(BRIEF):
Each record must be reproduced exactly as it is shown.
◇ ◇ ◇ ◇ ◇ ◇ ◇
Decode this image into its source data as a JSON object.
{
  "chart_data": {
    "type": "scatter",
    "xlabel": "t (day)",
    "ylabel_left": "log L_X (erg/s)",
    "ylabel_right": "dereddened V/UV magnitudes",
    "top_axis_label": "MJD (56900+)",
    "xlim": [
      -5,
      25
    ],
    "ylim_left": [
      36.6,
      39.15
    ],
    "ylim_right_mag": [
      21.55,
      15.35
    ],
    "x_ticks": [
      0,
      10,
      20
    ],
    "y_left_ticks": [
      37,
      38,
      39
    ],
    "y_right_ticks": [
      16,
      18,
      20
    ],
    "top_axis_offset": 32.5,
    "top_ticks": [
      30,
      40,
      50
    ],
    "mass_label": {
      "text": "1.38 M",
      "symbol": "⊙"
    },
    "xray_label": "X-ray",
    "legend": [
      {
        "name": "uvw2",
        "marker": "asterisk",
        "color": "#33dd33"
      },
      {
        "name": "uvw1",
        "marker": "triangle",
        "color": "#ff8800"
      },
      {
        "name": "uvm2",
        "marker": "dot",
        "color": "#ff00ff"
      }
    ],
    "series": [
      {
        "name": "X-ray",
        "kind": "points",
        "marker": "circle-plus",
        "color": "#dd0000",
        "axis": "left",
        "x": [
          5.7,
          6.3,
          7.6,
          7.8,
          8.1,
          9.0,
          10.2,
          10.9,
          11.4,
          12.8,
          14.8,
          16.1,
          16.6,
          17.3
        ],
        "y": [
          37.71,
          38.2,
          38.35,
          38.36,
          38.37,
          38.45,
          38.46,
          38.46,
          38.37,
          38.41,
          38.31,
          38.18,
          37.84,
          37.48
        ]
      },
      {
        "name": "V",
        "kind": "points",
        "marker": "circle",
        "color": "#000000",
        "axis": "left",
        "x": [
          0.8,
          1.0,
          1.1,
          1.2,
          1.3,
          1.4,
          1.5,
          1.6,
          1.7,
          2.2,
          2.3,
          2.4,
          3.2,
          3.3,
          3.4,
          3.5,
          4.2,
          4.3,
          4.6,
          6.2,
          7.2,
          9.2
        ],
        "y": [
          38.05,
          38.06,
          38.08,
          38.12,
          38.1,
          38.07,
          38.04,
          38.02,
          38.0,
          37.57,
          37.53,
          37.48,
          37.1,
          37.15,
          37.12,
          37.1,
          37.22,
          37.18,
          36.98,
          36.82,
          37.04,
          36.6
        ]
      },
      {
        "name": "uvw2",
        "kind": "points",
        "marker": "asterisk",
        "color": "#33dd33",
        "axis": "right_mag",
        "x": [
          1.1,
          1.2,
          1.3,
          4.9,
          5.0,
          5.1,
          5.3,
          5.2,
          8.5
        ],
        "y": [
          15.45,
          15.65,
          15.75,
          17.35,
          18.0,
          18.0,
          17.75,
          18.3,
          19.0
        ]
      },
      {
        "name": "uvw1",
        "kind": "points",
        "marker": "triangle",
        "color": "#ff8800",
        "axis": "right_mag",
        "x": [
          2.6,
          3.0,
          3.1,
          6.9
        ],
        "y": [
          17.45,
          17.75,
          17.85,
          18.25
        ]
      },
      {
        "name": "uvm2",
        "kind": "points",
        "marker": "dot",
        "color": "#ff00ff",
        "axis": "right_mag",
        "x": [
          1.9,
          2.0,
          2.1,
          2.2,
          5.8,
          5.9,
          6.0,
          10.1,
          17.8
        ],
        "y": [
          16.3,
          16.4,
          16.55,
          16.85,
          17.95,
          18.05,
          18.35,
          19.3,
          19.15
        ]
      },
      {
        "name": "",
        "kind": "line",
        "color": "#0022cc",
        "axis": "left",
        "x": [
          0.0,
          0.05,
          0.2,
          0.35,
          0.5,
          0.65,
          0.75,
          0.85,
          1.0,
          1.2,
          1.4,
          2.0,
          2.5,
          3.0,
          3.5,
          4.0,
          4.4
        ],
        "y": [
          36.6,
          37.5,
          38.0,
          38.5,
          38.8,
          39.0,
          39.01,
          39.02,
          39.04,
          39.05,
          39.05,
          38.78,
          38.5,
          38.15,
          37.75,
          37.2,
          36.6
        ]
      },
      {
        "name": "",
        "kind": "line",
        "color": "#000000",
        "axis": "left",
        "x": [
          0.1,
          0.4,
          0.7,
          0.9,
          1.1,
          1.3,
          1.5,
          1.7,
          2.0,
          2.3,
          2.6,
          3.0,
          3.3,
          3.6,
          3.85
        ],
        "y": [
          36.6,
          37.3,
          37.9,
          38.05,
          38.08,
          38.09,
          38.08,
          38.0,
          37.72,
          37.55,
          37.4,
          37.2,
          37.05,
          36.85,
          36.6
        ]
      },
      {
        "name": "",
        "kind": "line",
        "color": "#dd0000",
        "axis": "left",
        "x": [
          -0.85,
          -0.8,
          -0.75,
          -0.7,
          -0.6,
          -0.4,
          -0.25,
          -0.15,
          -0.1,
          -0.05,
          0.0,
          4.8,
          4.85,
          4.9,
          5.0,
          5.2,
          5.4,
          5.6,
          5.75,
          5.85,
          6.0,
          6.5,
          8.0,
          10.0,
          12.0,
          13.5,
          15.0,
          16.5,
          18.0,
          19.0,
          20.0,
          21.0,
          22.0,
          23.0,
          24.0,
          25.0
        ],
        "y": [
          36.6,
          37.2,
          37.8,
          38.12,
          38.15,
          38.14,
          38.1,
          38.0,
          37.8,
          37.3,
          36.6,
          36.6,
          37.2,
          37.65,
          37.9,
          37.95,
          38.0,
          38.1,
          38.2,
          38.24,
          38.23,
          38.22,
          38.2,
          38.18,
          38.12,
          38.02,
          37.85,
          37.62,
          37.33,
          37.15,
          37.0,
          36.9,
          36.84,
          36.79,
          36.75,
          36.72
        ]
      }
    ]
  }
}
◇ ◇ ◇ ◇ ◇ ◇ ◇
(WORKED SOLUTION):
Decode this image into its source data as a JSON object.
{
  "chart_data": {
    "type": "scatter",
    "xlabel": "t (day)",
    "ylabel_left": "log L_X (erg/s)",
    "ylabel_right": "dereddened V/UV magnitudes",
    "top_axis_label": "MJD (56900+)",
    "xlim": [
      -5,
      25
    ],
    "ylim_left": [
      36.6,
      39.15
    ],
    "ylim_right_mag": [
      21.55,
      15.35
    ],
    "x_ticks": [
      0,
      10,
      20
    ],
    "y_left_ticks": [
      37,
      38,
      39
    ],
    "y_right_ticks": [
      16,
      18,
      20
    ],
    "top_axis_offset": 32.5,
    "top_ticks": [
      30,
      40,
      50
    ],
    "mass_label": {
      "text": "1.38 M",
      "symbol": "⊙"
    },
    "xray_label": "X-ray",
    "legend": [
      {
        "name": "uvw2",
        "marker": "asterisk",
        "color": "#33dd33"
      },
      {
        "name": "uvw1",
        "marker": "triangle",
        "color": "#ff8800"
      },
      {
        "name": "uvm2",
        "marker": "dot",
        "color": "#ff00ff"
      }
    ],
    "series": [
      {
        "name": "X-ray",
        "kind": "points",
        "marker": "circle-plus",
        "color": "#dd0000",
        "axis": "left",
        "x": [
          5.7,
          6.3,
          7.6,
          7.8,
          8.1,
          9.0,
          10.2,
          10.9,
          11.4,
          12.8,
          14.8,
          16.1,
          16.6,
          17.3
        ],
        "y": [
          37.71,
          38.2,
          38.35,
          38.36,
          38.37,
          38.45,
          38.46,
          38.46,
          38.37,
          38.41,
          38.31,
          38.18,
          37.84,
          37.48
        ]
      },
      {
        "name": "V",
        "kind": "points",
        "marker": "circle",
        "color": "#000000",
        "axis": "left",
        "x": [
          0.8,
          1.0,
          1.1,
          1.2,
          1.3,
          1.4,
          1.5,
          1.6,
          1.7,
          2.2,
          2.3,
          2.4,
          3.2,
          3.3,
          3.4,
          3.5,
          4.2,
          4.3,
          4.6,
          6.2,
          7.2,
          9.2
        ],
        "y": [
          38.05,
          38.06,
          38.08,
          38.12,
          38.1,
          38.07,
          38.04,
          38.02,
          38.0,
          37.57,
          37.53,
          37.48,
          37.1,
          37.15,
          37.12,
          37.1,
          37.22,
          37.18,
          36.98,
          36.82,
          37.04,
          36.6
        ]
      },
      {
        "name": "uvw2",
        "kind": "points",
        "marker": "asterisk",
        "color": "#33dd33",
        "axis": "right_mag",
        "x": [
          1.1,
          1.2,
          1.3,
          4.9,
          5.0,
          5.1,
          5.3,
          5.2,
          8.5
        ],
        "y": [
          15.45,
          15.65,
          15.75,
          17.35,
          18.0,
          18.0,
          17.75,
          18.3,
          19.0
        ]
      },
      {
        "name": "uvw1",
        "kind": "points",
        "marker": "triangle",
        "color": "#ff8800",
        "axis": "right_mag",
        "x": [
          2.6,
          3.0,
          3.1,
          6.9
        ],
        "y": [
          17.45,
          17.75,
          17.85,
          18.25
        ]
      },
      {
        "name": "uvm2",
        "kind": "points",
        "marker": "dot",
        "color": "#ff00ff",
        "axis": "right_mag",
        "x": [
          1.9,
          2.0,
          2.1,
          2.2,
          5.8,
          5.9,
          6.0,
          10.1,
          17.8
        ],
        "y": [
          16.3,
          16.4,
          16.55,
          16.85,
          17.95,
          18.05,
          18.35,
          19.3,
          19.15
        ]
      },
      {
        "name": "",
        "kind": "line",
        "color": "#0022cc",
        "axis": "left",
        "x": [
          0.0,
          0.05,
          0.2,
          0.35,
          0.5,
          0.65,
          0.75,
          0.85,
          1.0,
          1.2,
          1.4,
          2.0,
          2.5,
          3.0,
          3.5,
          4.0,
          4.4
        ],
        "y": [
          36.6,
          37.5,
          38.0,
          38.5,
          38.8,
          39.0,
          39.01,
          39.02,
          39.04,
          39.05,
          39.05,
          38.78,
          38.5,
          38.15,
          37.75,
          37.2,
          36.6
        ]
      },
      {
        "name": "",
        "kind": "line",
        "color": "#000000",
        "axis": "left",
        "x": [
          0.1,
          0.4,
          0.7,
          0.9,
          1.1,
          1.3,
          1.5,
          1.7,
          2.0,
          2.3,
          2.6,
          3.0,
          3.3,
          3.6,
          3.85
        ],
        "y": [
          36.6,
          37.3,
          37.9,
          38.05,
          38.08,
          38.09,
          38.08,
          38.0,
          37.72,
          37.55,
          37.4,
          37.2,
          37.05,
          36.85,
          36.6
        ]
      },
      {
        "name": "",
        "kind": "line",
        "color": "#dd0000",
        "axis": "left",
        "x": [
          -0.85,
          -0.8,
          -0.75,
          -0.7,
          -0.6,
          -0.4,
          -0.25,
          -0.15,
          -0.1,
          -0.05,
          0.0,
          4.8,
          4.85,
          4.9,
          5.0,
          5.2,
          5.4,
          5.6,
          5.75,
          5.85,
          6.0,
          6.5,
          8.0,
          10.0,
          12.0,
          13.5,
          15.0,
          16.5,
          18.0,
          19.0,
          20.0,
          21.0,
          22.0,
          23.0,
          24.0,
          25.0
        ],
        "y": [
          36.6,
          37.2,
          37.8,
          38.12,
          38.15,
          38.14,
          38.1,
          38.0,
          37.8,
          37.3,
          36.6,
          36.6,
          37.2,
          37.65,
          37.9,
          37.95,
          38.0,
          38.1,
          38.2,
          38.24,
          38.23,
          38.22,
          38.2,
          38.18,
          38.12,
          38.02,
          37.85,
          37.62,
          37.33,
          37.15,
          37.0,
          36.9,
          36.84,
          36.79,
          36.75,
          36.72
        ]
      }
    ]
  }
}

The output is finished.